Aim —
Whenever a line contains the string "Lindholmgaard", copy it out of the entries.

--- START Provided information ---

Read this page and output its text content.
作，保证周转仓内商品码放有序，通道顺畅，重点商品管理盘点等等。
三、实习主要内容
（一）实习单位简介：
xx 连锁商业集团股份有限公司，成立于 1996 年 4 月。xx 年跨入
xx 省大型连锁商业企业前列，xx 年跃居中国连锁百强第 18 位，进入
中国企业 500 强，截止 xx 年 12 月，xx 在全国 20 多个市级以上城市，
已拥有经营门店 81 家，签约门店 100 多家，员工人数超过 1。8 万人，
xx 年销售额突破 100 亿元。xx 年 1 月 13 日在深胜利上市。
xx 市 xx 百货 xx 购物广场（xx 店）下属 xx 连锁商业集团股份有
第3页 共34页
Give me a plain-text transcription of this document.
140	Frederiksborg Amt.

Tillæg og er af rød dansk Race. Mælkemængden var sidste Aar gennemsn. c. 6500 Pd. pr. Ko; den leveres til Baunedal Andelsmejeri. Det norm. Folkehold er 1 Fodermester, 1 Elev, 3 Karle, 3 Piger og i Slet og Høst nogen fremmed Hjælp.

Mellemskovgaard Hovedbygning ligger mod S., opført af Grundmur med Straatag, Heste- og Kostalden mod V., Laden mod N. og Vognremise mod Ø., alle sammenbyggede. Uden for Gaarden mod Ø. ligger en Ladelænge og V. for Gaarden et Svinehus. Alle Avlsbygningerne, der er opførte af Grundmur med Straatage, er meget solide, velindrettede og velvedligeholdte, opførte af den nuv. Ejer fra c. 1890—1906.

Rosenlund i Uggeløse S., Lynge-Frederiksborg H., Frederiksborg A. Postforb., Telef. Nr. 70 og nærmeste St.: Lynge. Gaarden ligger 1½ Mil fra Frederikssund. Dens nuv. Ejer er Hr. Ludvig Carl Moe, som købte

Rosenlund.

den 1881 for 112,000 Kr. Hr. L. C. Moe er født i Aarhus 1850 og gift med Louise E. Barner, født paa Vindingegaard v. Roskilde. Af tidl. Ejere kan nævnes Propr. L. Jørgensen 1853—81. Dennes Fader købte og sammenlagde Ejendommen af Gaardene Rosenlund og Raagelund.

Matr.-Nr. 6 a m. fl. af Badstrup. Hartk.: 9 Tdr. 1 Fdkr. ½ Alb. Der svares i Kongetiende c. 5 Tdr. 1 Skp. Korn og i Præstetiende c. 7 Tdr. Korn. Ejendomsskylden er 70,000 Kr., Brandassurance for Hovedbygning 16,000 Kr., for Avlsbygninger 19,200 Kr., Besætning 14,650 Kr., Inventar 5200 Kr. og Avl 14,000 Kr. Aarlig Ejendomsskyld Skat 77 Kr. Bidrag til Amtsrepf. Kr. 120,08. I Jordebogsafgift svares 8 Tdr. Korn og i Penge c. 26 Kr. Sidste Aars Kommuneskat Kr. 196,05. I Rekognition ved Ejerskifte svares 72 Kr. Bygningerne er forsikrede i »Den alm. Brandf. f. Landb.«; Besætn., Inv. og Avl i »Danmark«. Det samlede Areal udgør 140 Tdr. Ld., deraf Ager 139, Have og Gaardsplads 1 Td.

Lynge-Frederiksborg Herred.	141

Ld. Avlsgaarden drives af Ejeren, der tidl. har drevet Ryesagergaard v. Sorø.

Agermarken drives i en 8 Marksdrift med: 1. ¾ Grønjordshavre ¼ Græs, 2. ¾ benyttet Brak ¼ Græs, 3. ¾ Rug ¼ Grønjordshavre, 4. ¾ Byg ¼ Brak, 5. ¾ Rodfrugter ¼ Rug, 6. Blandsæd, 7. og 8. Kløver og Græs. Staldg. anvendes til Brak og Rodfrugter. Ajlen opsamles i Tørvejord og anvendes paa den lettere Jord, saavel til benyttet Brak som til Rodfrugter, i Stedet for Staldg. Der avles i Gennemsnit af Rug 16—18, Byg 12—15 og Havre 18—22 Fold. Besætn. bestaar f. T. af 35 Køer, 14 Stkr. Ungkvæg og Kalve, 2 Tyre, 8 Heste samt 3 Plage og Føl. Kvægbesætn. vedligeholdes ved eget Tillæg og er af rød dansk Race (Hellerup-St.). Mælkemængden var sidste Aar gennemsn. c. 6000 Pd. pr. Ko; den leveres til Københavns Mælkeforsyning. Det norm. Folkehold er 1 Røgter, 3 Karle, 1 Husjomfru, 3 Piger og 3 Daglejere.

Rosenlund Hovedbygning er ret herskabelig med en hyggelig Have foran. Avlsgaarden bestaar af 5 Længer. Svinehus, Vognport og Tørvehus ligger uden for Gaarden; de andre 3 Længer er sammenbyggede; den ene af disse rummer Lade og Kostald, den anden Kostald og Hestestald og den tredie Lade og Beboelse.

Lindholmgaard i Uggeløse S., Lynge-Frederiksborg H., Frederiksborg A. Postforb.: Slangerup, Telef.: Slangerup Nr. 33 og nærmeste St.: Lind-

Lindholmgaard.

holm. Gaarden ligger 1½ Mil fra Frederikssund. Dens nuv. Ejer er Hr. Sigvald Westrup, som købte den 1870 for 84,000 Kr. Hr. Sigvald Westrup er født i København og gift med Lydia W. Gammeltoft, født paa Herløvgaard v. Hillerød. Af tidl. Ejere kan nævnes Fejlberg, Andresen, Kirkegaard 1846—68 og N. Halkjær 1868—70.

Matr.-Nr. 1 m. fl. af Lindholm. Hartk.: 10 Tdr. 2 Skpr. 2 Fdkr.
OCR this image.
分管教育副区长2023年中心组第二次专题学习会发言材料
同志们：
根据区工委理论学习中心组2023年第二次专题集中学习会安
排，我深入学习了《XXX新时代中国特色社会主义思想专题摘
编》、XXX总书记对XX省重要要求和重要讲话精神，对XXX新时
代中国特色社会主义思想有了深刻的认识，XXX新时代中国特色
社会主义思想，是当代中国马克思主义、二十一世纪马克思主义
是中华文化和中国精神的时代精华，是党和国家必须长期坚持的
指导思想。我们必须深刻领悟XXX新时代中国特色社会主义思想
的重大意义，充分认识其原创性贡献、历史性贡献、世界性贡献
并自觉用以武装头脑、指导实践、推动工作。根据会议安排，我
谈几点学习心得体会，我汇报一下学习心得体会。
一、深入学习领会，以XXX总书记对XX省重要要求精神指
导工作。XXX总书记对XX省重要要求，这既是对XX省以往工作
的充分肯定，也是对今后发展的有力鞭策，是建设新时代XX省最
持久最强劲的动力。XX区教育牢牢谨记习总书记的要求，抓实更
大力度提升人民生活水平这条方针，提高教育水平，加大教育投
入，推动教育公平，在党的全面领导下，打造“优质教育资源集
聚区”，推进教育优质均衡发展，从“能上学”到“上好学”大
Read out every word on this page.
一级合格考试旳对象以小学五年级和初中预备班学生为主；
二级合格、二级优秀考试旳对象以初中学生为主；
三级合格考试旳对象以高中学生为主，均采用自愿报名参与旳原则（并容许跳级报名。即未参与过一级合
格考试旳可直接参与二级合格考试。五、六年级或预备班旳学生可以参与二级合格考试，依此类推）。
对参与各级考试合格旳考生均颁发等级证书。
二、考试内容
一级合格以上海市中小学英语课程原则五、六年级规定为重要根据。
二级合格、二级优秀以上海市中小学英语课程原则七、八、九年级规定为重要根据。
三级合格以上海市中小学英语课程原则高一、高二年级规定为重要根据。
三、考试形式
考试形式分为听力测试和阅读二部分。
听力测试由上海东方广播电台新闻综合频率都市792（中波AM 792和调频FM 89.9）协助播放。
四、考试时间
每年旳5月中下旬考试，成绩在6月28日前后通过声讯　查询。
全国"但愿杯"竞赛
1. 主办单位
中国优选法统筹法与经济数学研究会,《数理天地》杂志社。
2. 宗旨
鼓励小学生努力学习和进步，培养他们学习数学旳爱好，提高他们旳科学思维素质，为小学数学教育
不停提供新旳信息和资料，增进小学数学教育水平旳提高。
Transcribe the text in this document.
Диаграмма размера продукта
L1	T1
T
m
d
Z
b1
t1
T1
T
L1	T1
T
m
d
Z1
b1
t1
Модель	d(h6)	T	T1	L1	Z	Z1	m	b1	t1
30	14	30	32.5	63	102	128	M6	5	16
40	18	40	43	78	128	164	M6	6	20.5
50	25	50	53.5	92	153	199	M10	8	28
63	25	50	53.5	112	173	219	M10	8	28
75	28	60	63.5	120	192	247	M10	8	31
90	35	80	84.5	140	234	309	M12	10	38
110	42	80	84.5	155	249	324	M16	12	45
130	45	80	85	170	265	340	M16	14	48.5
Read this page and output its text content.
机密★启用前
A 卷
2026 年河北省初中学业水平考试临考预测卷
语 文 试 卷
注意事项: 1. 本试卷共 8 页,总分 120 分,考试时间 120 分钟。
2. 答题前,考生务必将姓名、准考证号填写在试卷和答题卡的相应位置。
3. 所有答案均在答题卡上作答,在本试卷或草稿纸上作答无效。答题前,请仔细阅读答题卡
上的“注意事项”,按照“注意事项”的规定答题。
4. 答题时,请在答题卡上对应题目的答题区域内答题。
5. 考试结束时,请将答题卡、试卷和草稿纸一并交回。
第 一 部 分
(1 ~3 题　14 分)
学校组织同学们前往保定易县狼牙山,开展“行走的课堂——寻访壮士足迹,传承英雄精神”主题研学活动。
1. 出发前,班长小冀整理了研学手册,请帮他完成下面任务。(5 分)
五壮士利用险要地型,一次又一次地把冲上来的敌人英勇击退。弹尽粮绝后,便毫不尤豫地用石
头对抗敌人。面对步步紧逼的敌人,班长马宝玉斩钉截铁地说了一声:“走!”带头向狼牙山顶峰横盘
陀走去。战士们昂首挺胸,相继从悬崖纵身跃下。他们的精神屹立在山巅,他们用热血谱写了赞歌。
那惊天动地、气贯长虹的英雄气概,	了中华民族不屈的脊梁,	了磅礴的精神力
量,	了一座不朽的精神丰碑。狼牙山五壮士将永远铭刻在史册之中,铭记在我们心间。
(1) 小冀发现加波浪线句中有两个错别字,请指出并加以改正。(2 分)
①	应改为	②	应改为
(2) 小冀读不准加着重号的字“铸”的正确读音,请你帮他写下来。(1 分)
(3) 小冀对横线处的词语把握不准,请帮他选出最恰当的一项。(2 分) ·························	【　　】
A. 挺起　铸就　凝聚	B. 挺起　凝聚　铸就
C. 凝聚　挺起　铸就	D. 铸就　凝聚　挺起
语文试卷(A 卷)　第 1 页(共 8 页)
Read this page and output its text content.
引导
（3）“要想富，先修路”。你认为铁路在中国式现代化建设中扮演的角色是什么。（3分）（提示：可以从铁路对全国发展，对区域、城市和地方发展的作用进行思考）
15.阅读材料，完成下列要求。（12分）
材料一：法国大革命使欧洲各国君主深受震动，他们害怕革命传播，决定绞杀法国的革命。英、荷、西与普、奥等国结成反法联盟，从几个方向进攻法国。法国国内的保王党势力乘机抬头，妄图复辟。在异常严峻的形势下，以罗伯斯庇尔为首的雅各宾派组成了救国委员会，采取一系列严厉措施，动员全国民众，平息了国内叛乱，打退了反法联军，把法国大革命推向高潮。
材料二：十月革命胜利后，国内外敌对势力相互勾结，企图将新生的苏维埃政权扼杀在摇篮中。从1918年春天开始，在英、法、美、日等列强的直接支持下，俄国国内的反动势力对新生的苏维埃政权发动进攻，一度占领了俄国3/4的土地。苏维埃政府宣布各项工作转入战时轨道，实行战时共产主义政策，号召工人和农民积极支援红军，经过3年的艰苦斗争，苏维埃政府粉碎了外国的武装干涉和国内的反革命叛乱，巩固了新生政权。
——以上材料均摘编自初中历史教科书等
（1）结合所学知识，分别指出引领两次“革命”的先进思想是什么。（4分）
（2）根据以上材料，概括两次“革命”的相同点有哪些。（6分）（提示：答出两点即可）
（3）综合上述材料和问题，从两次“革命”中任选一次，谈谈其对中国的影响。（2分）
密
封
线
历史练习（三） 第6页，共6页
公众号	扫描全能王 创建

--- END Provided information ---

Answer for this exercise —
Lindholmgaard i Uggeløse S., Lynge-Frederiksborg H., Frederiksborg A. Postforb.: Slangerup, Telef.: Slangerup Nr. 33 og nærmeste St.: Lind-
Lindholmgaard.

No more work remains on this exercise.